> **Written request**: Count the lines below that contain the word "Hürter", and give only that number.

Saved data entries
** BEGIN **

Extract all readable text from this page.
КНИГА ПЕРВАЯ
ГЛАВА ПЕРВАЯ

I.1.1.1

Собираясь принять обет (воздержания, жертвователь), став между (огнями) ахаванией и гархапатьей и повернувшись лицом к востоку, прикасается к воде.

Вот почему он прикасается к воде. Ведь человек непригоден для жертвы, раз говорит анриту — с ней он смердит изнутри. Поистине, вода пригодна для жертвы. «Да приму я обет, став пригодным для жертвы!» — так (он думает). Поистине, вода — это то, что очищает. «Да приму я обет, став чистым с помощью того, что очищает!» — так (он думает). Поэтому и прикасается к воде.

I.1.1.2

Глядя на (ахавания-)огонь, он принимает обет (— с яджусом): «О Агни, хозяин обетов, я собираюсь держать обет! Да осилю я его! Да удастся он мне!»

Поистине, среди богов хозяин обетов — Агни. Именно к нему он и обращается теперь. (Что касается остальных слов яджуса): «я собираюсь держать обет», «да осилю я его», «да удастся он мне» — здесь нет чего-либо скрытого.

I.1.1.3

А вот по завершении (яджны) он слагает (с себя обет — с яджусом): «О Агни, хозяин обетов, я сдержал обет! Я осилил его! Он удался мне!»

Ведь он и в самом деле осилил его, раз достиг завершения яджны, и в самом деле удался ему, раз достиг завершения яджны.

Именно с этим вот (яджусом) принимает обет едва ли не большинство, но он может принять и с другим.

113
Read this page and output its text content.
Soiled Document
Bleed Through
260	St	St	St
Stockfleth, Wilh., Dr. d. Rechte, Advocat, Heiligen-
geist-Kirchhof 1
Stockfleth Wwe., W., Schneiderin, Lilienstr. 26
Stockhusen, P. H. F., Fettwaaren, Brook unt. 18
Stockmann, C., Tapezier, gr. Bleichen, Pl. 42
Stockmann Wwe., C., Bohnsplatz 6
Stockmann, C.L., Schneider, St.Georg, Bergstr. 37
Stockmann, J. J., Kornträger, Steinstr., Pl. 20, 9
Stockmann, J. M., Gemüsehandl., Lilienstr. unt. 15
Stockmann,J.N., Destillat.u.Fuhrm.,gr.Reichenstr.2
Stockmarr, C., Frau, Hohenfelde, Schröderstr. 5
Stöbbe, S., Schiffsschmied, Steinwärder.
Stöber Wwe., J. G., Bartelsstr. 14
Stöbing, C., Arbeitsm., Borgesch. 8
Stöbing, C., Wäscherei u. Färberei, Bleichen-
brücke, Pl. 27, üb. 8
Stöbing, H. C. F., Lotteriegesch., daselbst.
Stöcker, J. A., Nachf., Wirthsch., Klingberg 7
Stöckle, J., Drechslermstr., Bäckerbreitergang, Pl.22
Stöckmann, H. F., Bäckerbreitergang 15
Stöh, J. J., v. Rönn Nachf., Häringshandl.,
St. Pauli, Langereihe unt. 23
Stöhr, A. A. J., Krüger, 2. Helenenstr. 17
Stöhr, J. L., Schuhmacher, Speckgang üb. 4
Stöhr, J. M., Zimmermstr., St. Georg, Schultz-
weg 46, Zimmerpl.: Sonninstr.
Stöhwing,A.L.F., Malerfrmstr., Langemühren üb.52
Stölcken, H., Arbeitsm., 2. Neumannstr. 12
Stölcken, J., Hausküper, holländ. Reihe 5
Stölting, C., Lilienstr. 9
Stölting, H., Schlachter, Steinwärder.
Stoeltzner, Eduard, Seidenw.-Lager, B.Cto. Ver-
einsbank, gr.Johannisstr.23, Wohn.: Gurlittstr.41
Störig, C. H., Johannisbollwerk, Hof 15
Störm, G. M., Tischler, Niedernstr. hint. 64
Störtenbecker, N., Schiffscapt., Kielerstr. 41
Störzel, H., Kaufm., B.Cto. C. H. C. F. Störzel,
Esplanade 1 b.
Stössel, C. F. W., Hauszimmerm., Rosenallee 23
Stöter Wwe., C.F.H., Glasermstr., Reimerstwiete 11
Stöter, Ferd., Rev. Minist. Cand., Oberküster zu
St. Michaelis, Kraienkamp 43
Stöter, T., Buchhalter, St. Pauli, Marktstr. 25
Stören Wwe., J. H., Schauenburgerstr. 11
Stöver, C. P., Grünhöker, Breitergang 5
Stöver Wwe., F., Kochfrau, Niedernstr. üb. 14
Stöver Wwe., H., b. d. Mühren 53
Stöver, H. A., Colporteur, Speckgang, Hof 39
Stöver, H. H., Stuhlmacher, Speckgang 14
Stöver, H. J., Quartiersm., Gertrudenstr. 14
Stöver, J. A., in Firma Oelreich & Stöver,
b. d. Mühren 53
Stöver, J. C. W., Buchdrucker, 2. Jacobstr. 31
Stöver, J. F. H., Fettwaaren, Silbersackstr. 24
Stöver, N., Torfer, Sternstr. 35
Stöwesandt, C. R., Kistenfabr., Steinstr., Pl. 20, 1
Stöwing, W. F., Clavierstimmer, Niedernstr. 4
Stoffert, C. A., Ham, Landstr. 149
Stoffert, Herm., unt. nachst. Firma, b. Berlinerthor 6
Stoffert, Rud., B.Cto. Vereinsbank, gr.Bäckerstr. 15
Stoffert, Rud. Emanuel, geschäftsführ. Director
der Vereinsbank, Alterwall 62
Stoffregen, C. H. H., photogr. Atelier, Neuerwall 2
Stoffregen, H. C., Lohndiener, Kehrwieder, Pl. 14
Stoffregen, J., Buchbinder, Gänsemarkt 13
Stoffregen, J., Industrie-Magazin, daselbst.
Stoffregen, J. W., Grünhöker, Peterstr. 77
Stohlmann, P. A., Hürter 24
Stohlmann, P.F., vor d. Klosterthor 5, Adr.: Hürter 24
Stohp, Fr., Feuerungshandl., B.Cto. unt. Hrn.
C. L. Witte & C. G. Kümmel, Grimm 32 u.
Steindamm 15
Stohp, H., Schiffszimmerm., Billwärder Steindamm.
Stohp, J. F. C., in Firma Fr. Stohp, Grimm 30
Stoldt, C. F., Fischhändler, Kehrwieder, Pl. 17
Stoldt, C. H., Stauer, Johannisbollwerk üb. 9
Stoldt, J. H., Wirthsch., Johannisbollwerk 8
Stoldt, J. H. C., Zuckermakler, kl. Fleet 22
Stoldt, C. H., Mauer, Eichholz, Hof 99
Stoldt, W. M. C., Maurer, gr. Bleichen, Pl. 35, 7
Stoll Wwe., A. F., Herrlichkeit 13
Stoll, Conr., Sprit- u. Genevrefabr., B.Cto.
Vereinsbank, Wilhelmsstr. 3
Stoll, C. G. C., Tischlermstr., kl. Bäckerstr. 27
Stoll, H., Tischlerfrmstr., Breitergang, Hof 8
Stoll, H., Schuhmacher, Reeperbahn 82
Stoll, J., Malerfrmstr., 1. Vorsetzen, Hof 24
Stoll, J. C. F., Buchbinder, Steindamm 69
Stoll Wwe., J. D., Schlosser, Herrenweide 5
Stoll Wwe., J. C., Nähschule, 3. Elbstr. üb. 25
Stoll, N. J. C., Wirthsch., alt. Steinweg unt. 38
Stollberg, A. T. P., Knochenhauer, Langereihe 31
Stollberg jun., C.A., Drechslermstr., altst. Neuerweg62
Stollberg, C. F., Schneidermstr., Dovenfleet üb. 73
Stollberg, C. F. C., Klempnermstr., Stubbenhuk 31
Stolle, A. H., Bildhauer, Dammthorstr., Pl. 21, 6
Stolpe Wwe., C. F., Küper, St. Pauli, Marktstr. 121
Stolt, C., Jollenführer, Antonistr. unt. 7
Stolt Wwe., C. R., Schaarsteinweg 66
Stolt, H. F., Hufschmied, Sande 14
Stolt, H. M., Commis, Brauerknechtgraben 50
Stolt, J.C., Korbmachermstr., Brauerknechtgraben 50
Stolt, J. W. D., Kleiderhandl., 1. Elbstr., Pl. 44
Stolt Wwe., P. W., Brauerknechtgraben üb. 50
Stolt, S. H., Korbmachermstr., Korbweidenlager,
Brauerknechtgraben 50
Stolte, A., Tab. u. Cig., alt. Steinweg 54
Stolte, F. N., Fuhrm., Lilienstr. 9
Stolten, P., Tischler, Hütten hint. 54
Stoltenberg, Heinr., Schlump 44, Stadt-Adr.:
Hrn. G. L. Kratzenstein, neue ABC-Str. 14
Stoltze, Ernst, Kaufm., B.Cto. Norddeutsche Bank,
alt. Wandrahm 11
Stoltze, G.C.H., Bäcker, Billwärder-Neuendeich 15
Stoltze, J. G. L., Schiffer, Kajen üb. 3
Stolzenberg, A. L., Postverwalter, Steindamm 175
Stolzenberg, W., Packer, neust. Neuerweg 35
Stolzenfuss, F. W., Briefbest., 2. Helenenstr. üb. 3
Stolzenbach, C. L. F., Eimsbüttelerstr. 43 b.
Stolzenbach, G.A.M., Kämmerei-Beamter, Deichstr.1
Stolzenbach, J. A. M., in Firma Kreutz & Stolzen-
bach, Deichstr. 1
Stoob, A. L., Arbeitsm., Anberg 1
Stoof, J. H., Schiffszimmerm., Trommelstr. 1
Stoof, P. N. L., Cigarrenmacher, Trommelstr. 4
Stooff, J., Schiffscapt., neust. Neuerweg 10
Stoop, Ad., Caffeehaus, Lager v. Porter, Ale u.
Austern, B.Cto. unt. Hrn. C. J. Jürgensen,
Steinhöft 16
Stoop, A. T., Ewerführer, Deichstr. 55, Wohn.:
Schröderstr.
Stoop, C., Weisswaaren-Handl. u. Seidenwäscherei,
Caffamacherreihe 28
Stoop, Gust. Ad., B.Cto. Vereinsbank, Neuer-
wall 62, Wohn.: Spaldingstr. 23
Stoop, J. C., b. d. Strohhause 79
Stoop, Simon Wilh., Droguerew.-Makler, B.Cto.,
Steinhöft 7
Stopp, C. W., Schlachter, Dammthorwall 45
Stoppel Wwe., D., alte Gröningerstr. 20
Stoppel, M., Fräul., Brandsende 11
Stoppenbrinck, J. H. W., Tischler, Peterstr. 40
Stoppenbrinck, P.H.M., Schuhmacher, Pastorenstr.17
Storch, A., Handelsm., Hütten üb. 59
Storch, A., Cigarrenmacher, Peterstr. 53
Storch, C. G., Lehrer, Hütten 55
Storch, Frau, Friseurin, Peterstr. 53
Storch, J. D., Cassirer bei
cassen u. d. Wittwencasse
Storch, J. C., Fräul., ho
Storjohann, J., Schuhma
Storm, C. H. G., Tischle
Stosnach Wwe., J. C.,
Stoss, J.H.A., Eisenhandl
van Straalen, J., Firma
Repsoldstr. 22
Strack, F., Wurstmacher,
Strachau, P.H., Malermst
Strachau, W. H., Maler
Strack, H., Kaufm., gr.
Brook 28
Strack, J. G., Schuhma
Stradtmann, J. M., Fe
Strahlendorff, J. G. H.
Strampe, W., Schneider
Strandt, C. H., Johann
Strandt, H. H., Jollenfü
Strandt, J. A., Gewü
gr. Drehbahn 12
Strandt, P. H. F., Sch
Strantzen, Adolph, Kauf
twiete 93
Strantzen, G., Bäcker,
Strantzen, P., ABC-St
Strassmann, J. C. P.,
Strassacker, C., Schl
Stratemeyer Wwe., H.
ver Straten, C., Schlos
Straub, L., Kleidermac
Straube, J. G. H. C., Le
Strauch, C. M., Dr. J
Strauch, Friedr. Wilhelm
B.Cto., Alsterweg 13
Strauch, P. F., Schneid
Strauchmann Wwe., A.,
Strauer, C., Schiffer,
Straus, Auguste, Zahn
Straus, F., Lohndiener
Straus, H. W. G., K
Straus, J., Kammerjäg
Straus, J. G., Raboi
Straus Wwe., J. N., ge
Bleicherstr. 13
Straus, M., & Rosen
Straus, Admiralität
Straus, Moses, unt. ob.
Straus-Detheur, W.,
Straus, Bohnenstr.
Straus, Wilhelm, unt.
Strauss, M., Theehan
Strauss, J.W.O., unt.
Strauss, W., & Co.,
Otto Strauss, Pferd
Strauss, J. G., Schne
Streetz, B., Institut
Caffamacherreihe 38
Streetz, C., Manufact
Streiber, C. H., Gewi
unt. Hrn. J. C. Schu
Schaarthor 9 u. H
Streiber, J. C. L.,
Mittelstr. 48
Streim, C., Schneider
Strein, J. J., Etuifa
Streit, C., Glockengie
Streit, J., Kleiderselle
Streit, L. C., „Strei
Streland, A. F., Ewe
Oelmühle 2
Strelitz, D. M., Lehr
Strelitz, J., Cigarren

** END **

> **Expected output**: 2